* BEGIN Supplied data *

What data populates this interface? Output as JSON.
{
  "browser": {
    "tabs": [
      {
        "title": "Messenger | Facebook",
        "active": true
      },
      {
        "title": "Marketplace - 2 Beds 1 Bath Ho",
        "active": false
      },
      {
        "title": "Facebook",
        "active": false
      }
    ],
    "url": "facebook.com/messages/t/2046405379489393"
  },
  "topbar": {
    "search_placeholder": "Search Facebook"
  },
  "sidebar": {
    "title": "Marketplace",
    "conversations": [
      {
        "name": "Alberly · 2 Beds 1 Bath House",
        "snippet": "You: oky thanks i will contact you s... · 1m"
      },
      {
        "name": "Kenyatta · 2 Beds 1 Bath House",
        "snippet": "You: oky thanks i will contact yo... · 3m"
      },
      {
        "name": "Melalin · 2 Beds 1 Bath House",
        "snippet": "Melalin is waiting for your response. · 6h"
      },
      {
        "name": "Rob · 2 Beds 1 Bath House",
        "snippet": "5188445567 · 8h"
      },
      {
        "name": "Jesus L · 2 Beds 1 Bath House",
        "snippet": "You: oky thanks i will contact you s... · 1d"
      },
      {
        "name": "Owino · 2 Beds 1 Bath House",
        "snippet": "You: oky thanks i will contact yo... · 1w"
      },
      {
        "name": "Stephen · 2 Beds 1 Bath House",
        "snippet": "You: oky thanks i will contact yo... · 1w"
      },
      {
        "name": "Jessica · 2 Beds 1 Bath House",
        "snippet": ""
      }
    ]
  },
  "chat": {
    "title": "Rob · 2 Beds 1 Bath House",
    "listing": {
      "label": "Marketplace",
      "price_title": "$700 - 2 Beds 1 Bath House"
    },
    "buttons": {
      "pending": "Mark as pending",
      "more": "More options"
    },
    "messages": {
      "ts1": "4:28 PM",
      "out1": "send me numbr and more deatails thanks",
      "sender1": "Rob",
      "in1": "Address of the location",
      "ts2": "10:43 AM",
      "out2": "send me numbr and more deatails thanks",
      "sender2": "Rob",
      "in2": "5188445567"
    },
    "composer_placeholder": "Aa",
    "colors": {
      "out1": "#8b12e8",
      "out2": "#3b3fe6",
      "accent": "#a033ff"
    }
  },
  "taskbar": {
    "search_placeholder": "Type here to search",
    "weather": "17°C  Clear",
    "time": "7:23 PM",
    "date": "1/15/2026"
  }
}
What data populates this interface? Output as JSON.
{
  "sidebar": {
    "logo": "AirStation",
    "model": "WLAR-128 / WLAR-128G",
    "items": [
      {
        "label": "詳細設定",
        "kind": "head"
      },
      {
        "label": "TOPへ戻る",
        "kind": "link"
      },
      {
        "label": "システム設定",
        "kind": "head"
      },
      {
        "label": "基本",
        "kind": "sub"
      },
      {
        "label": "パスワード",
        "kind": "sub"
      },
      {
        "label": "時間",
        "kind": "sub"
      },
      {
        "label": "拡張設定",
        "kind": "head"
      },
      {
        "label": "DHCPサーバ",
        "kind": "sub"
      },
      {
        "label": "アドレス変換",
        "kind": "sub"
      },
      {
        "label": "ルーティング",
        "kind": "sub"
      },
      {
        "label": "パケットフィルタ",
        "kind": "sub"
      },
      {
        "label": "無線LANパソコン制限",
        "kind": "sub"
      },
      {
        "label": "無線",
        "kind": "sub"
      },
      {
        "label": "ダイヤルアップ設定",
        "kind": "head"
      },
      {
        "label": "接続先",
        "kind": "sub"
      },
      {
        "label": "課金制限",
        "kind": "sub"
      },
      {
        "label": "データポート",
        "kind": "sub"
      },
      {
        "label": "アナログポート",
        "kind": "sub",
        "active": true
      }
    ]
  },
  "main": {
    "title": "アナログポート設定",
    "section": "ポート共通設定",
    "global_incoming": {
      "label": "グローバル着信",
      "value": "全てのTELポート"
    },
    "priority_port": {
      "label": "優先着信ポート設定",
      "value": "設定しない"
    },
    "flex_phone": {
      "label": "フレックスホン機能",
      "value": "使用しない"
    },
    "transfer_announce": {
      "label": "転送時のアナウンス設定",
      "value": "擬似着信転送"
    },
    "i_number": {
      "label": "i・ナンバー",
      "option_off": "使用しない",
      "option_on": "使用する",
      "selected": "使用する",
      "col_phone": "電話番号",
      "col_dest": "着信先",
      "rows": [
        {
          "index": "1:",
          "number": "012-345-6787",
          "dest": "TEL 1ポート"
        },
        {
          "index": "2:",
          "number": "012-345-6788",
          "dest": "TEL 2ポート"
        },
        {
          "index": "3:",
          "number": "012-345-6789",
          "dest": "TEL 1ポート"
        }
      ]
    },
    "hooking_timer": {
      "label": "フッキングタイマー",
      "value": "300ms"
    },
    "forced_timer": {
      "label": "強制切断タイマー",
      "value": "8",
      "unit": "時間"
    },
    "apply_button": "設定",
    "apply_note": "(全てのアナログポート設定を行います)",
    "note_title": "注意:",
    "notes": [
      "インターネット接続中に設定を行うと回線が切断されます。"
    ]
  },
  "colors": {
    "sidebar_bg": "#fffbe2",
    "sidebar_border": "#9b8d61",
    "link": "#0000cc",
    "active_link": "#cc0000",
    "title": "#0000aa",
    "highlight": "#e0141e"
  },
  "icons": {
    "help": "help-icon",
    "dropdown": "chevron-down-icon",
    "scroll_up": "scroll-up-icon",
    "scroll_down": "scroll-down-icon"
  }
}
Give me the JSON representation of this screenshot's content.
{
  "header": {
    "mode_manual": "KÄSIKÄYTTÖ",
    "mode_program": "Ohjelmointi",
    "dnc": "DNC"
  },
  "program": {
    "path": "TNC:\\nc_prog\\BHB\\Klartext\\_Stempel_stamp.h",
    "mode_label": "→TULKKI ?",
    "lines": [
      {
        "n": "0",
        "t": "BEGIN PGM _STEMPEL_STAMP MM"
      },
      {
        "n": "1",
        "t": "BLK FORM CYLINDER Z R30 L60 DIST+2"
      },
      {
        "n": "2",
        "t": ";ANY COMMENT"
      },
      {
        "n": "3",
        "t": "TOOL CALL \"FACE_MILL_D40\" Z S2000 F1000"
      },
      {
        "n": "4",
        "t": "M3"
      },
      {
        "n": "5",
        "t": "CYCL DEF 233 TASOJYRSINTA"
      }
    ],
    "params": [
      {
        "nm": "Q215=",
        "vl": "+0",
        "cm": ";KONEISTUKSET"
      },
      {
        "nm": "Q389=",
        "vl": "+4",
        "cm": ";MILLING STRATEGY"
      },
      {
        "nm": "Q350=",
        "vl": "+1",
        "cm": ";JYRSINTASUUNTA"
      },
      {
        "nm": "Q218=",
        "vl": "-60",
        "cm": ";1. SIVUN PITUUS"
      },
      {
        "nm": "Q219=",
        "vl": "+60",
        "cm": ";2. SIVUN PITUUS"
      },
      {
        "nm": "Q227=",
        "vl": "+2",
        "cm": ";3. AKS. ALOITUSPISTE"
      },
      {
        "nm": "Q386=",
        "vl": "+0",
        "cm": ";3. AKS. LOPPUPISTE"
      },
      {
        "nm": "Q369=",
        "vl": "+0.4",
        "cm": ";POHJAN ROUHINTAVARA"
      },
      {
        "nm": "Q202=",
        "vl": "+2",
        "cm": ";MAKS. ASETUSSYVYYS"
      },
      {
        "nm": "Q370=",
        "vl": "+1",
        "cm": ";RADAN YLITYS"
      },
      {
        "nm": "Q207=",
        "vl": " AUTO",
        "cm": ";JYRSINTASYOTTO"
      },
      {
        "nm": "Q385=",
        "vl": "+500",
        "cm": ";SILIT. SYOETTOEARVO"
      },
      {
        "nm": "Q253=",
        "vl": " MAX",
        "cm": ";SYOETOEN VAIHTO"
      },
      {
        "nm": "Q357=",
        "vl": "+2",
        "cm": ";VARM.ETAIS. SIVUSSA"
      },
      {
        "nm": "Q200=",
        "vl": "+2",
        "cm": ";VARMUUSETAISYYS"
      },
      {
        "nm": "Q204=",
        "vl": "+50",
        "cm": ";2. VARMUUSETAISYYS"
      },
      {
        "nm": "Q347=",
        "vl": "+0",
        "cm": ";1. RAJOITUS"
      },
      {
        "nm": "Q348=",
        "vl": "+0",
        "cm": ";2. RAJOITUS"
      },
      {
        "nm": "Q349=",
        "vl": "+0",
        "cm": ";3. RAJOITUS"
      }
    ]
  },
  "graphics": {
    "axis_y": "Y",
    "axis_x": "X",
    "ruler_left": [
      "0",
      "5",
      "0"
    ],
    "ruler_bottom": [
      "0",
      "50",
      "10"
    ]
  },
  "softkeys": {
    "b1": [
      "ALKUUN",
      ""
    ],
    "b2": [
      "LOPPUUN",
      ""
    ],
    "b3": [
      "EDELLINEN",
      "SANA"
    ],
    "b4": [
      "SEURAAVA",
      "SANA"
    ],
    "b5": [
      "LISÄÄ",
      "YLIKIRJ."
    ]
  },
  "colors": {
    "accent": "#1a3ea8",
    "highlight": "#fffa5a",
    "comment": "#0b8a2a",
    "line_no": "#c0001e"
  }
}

* END Supplied data *

**Work to complete**
Check every line of the data above for the string "value", and copy those that have it.

**Result**
      "value": "全てのTELポート"
      "value": "設定しない"
      "value": "使用しない"
      "value": "擬似着信転送"
      "value": "300ms"
      "value": "8",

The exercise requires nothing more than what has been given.